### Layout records
════
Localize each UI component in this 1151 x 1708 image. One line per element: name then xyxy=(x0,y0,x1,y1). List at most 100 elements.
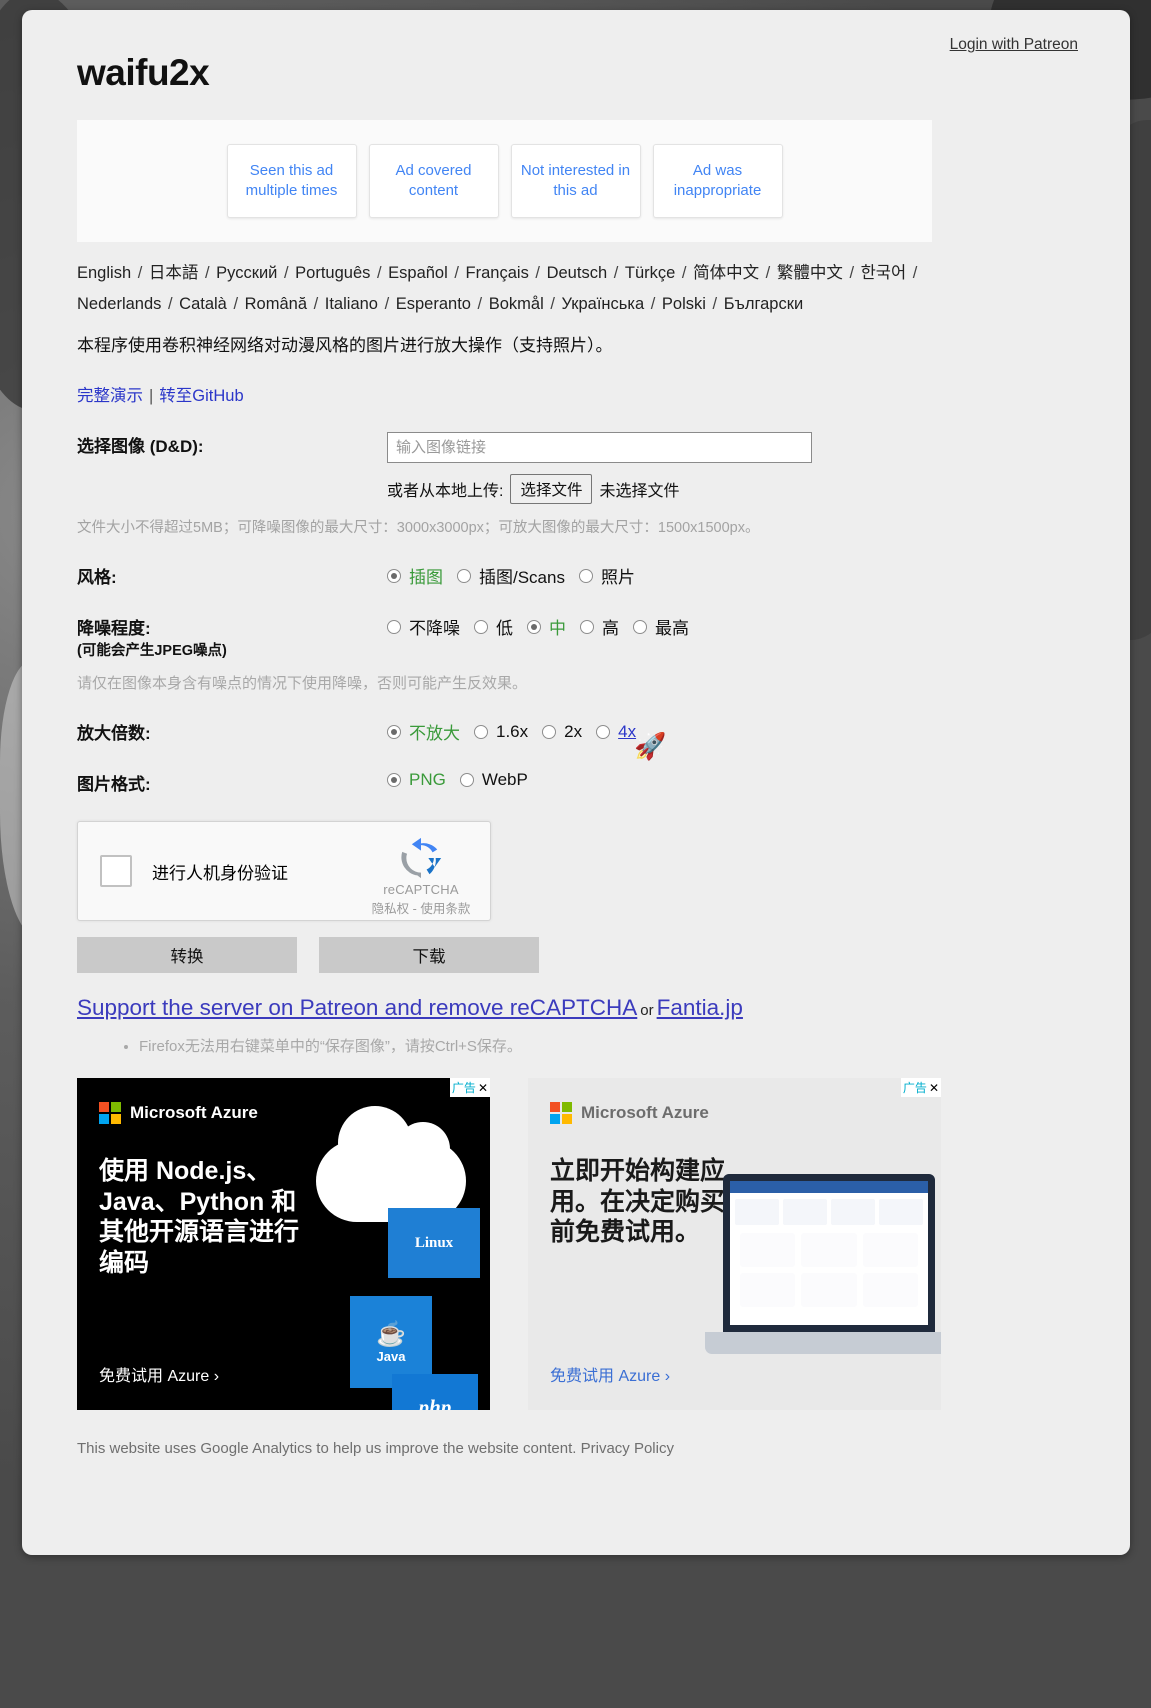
download-button[interactable]: 下载 xyxy=(319,937,539,974)
ad-cta-link[interactable]: 免费试用 Azure › xyxy=(99,1362,219,1386)
radio-icon[interactable] xyxy=(633,619,647,634)
close-icon[interactable]: ✕ xyxy=(929,1081,939,1095)
language-link-1[interactable]: 日本語 xyxy=(149,264,199,282)
format-option-webp[interactable]: WebP xyxy=(459,770,528,790)
language-link-5[interactable]: Français xyxy=(466,264,529,282)
radio-icon[interactable] xyxy=(474,724,488,739)
recaptcha-label: 进行人机身份验证 xyxy=(152,863,288,883)
scale-option-2x[interactable]: 2x xyxy=(542,722,582,742)
recaptcha-branding: reCAPTCHA 隐私权 - 使用条款 xyxy=(366,836,476,917)
fantia-link[interactable]: Fantia.jp xyxy=(657,995,743,1020)
tile-php: php xyxy=(383,1374,478,1411)
language-link-4[interactable]: Español xyxy=(388,264,448,282)
recaptcha-checkbox[interactable] xyxy=(100,855,132,888)
language-separator: / xyxy=(309,294,323,313)
style-option-photo[interactable]: 照片 xyxy=(578,563,635,588)
noise-option-none[interactable]: 不降噪 xyxy=(387,614,460,639)
language-link-18[interactable]: Polski xyxy=(662,295,706,313)
scale-option-1-6x[interactable]: 1.6x xyxy=(474,722,528,742)
ad-badge-label: 广告 xyxy=(902,1081,927,1096)
language-link-15[interactable]: Esperanto xyxy=(396,295,471,313)
radio-icon[interactable] xyxy=(387,619,401,634)
radio-icon[interactable] xyxy=(527,619,541,634)
tile-label: Java xyxy=(376,1349,406,1365)
radio-icon[interactable] xyxy=(387,773,401,788)
convert-button[interactable]: 转换 xyxy=(77,937,297,974)
support-or-text: or xyxy=(640,1002,654,1020)
radio-icon[interactable] xyxy=(387,724,401,739)
ad-banner-azure-dark[interactable]: 广告 ✕ Microsoft Azure 使用 Node.js、Java、Pyt… xyxy=(77,1078,490,1411)
noise-option-low[interactable]: 低 xyxy=(474,614,513,639)
language-separator: / xyxy=(228,294,243,313)
radio-icon[interactable] xyxy=(474,619,488,634)
full-demo-link[interactable]: 完整演示 xyxy=(77,387,143,405)
style-option-illustration-scans[interactable]: 插图/Scans xyxy=(457,563,565,588)
recaptcha-privacy-link[interactable]: 隐私权 xyxy=(372,902,410,916)
noise-option-highest[interactable]: 最高 xyxy=(633,614,689,639)
language-link-9[interactable]: 繁體中文 xyxy=(777,264,843,282)
radio-icon[interactable] xyxy=(542,724,557,739)
language-link-2[interactable]: Русский xyxy=(216,264,277,282)
scale-option-4x[interactable]: 4x xyxy=(596,722,636,742)
radio-icon[interactable] xyxy=(457,568,471,583)
language-link-6[interactable]: Deutsch xyxy=(547,264,608,282)
github-link[interactable]: 转至GitHub xyxy=(159,387,243,405)
action-buttons: 转换 下载 xyxy=(77,937,1075,974)
recaptcha-widget[interactable]: 进行人机身份验证 reCAPTCHA 隐私权 - 使用条款 xyxy=(77,821,491,922)
recaptcha-terms-link[interactable]: 使用条款 xyxy=(420,902,470,916)
ad-feedback-inappropriate[interactable]: Ad was inappropriate xyxy=(652,144,783,218)
image-select-label: 选择图像 (D&D): xyxy=(77,437,204,457)
language-link-19[interactable]: Български xyxy=(724,295,803,313)
language-link-3[interactable]: Português xyxy=(295,264,370,282)
noise-option-medium[interactable]: 中 xyxy=(527,614,566,639)
ad-cta-link[interactable]: 免费试用 Azure › xyxy=(550,1362,670,1386)
scale-option-label: 4x xyxy=(618,721,637,741)
language-link-0[interactable]: English xyxy=(77,264,131,282)
ad-feedback-seen-multiple[interactable]: Seen this ad multiple times xyxy=(226,144,357,218)
radio-icon[interactable] xyxy=(578,568,593,583)
ad-banner-azure-light[interactable]: 广告 ✕ Microsoft Azure 立即开始构建应用。在决定购买之前免费试… xyxy=(528,1078,941,1411)
language-separator: / xyxy=(844,264,859,282)
scale-option-none[interactable]: 不放大 xyxy=(387,719,460,744)
ad-badge[interactable]: 广告 ✕ xyxy=(449,1078,490,1098)
format-radio-group: PNG WebP xyxy=(387,770,1075,790)
ad-feedback-covered-content[interactable]: Ad covered content xyxy=(368,144,499,218)
radio-icon[interactable] xyxy=(596,724,611,739)
style-option-label: 插图/Scans xyxy=(479,568,565,588)
patreon-login-link[interactable]: Login with Patreon xyxy=(950,36,1078,54)
azure-brand-name: Microsoft Azure xyxy=(130,1103,258,1123)
noise-option-high[interactable]: 高 xyxy=(580,614,619,639)
file-status-text: 未选择文件 xyxy=(599,483,680,501)
language-link-10[interactable]: 한국어 xyxy=(861,264,907,282)
close-icon[interactable]: ✕ xyxy=(478,1081,488,1095)
format-option-png[interactable]: PNG xyxy=(387,770,446,790)
language-separator: / xyxy=(646,294,660,313)
noise-option-label: 低 xyxy=(496,619,513,639)
language-link-7[interactable]: Türkçe xyxy=(625,264,675,282)
language-separator: / xyxy=(545,294,560,313)
language-separator: / xyxy=(761,264,775,282)
radio-icon[interactable] xyxy=(459,773,474,788)
style-option-label: 插图 xyxy=(409,568,443,588)
language-link-17[interactable]: Українська xyxy=(562,295,645,313)
choose-file-button[interactable]: 选择文件 xyxy=(510,474,593,505)
ad-feedback-panel: Seen this ad multiple times Ad covered c… xyxy=(77,120,932,242)
patreon-support-link[interactable]: Support the server on Patreon and remove… xyxy=(77,995,637,1020)
language-link-11[interactable]: Nederlands xyxy=(77,295,161,313)
language-link-12[interactable]: Català xyxy=(179,295,227,313)
image-url-input[interactable] xyxy=(387,432,812,464)
language-link-16[interactable]: Bokmål xyxy=(489,295,544,313)
ad-badge[interactable]: 广告 ✕ xyxy=(900,1078,941,1098)
language-link-13[interactable]: Română xyxy=(245,295,307,313)
radio-icon[interactable] xyxy=(580,619,594,634)
radio-icon[interactable] xyxy=(387,568,401,583)
scale-row: 放大倍数: 不放大 1.6x 2x 4x xyxy=(77,719,1075,744)
privacy-policy-link[interactable]: Privacy Policy xyxy=(581,1440,674,1457)
demo-links: 完整演示 | 转至GitHub xyxy=(77,382,1075,406)
style-option-illustration[interactable]: 插图 xyxy=(387,563,443,588)
microsoft-squares-icon xyxy=(99,1102,121,1125)
ad-feedback-not-interested[interactable]: Not interested in this ad xyxy=(510,144,641,218)
language-separator: / xyxy=(379,294,394,313)
language-link-14[interactable]: Italiano xyxy=(325,295,378,313)
language-link-8[interactable]: 简体中文 xyxy=(693,264,759,282)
════
### Work to do
State how many lines of the data above contain the string "Azure", giving only the number.

### Complete answer
5